» **Task requirements**: Images appear in the records below; leave them out and repeat everything else exactly.

.....

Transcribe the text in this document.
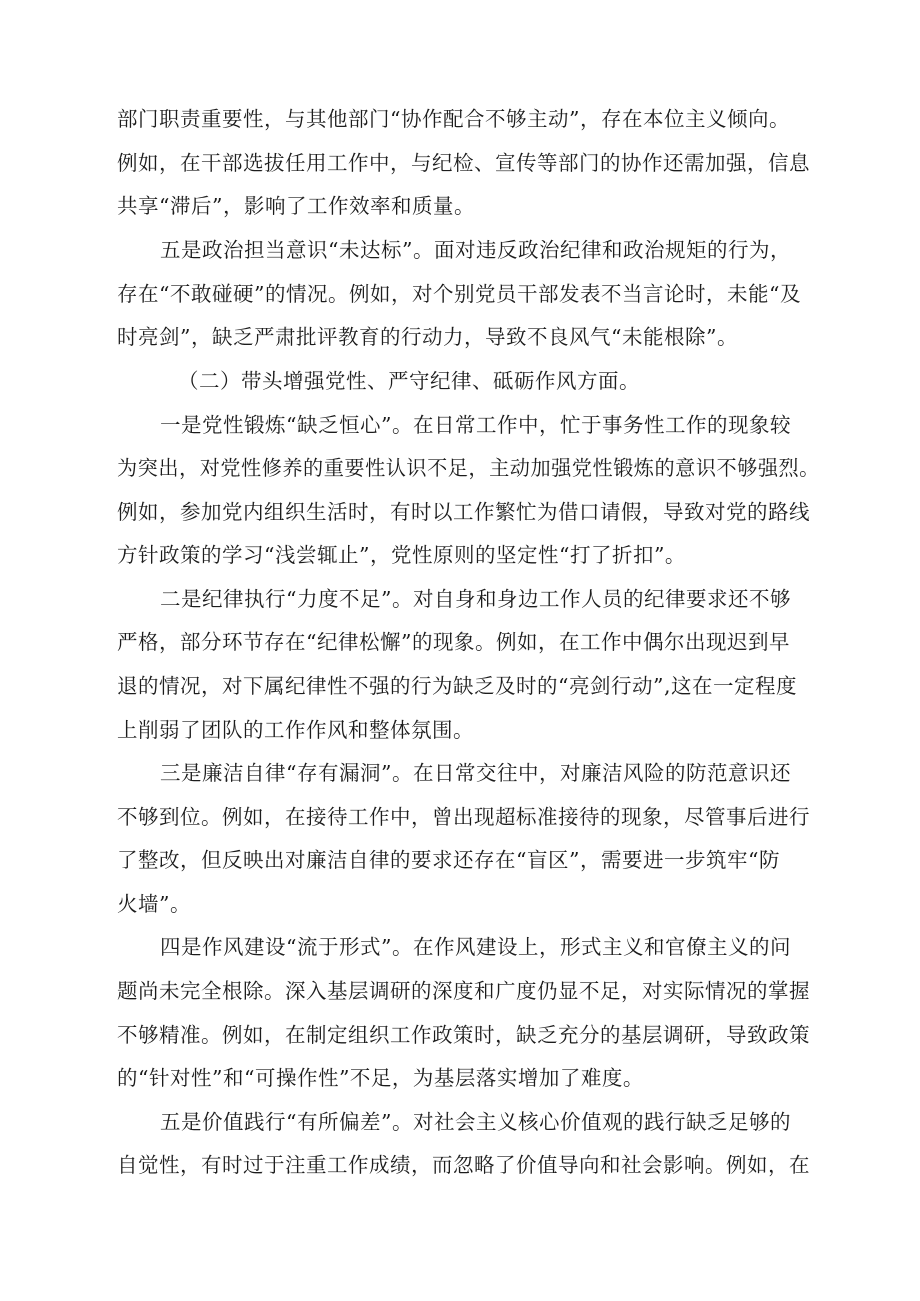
部门职责重要性，与其他部门“协作配合不够主动”，存在本位主义倾向。
例如，在干部选拔任用工作中，与纪检、宣传等部门的协作还需加强，信息
共享“滞后”，影响了工作效率和质量。
五是政治担当意识“未达标”。面对违反政治纪律和政治规矩的行为，
存在“不敢碰硬”的情况。例如，对个别党员干部发表不当言论时，未能“及
时亮剑”，缺乏严肃批评教育的行动力，导致不良风气“未能根除”。
（二）带头增强党性、严守纪律、砥砺作风方面。
一是党性锻炼“缺乏恒心”。在日常工作中，忙于事务性工作的现象较
为突出，对党性修养的重要性认识不足，主动加强党性锻炼的意识不够强烈。
例如，参加党内组织生活时，有时以工作繁忙为借口请假，导致对党的路线
方针政策的学习“浅尝辄止”，党性原则的坚定性“打了折扣”。
二是纪律执行“力度不足”。对自身和身边工作人员的纪律要求还不够
严格，部分环节存在“纪律松懈”的现象。例如，在工作中偶尔出现迟到早
退的情况，对下属纪律性不强的行为缺乏及时的“亮剑行动”,这在一定程度
上削弱了团队的工作作风和整体氛围。
三是廉洁自律“存有漏洞”。在日常交往中，对廉洁风险的防范意识还
不够到位。例如，在接待工作中，曾出现超标准接待的现象，尽管事后进行
了整改，但反映出对廉洁自律的要求还存在“盲区”，需要进一步筑牢“防
火墙”。
四是作风建设“流于形式”。在作风建设上，形式主义和官僚主义的问
题尚未完全根除。深入基层调研的深度和广度仍显不足，对实际情况的掌握
不够精准。例如，在制定组织工作政策时，缺乏充分的基层调研，导致政策
的“针对性”和“可操作性”不足，为基层落实增加了难度。
五是价值践行“有所偏差”。对社会主义核心价值观的践行缺乏足够的
自觉性，有时过于注重工作成绩，而忽略了价值导向和社会影响。例如，在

.....

» **Reply**:
Transcribe the text in this document.
部门职责重要性，与其他部门“协作配合不够主动”，存在本位主义倾向。
例如，在干部选拔任用工作中，与纪检、宣传等部门的协作还需加强，信息
共享“滞后”，影响了工作效率和质量。
五是政治担当意识“未达标”。面对违反政治纪律和政治规矩的行为，
存在“不敢碰硬”的情况。例如，对个别党员干部发表不当言论时，未能“及
时亮剑”，缺乏严肃批评教育的行动力，导致不良风气“未能根除”。
（二）带头增强党性、严守纪律、砥砺作风方面。
一是党性锻炼“缺乏恒心”。在日常工作中，忙于事务性工作的现象较
为突出，对党性修养的重要性认识不足，主动加强党性锻炼的意识不够强烈。
例如，参加党内组织生活时，有时以工作繁忙为借口请假，导致对党的路线
方针政策的学习“浅尝辄止”，党性原则的坚定性“打了折扣”。
二是纪律执行“力度不足”。对自身和身边工作人员的纪律要求还不够
严格，部分环节存在“纪律松懈”的现象。例如，在工作中偶尔出现迟到早
退的情况，对下属纪律性不强的行为缺乏及时的“亮剑行动”,这在一定程度
上削弱了团队的工作作风和整体氛围。
三是廉洁自律“存有漏洞”。在日常交往中，对廉洁风险的防范意识还
不够到位。例如，在接待工作中，曾出现超标准接待的现象，尽管事后进行
了整改，但反映出对廉洁自律的要求还存在“盲区”，需要进一步筑牢“防
火墙”。
四是作风建设“流于形式”。在作风建设上，形式主义和官僚主义的问
题尚未完全根除。深入基层调研的深度和广度仍显不足，对实际情况的掌握
不够精准。例如，在制定组织工作政策时，缺乏充分的基层调研，导致政策
的“针对性”和“可操作性”不足，为基层落实增加了难度。
五是价值践行“有所偏差”。对社会主义核心价值观的践行缺乏足够的
自觉性，有时过于注重工作成绩，而忽略了价值导向和社会影响。例如，在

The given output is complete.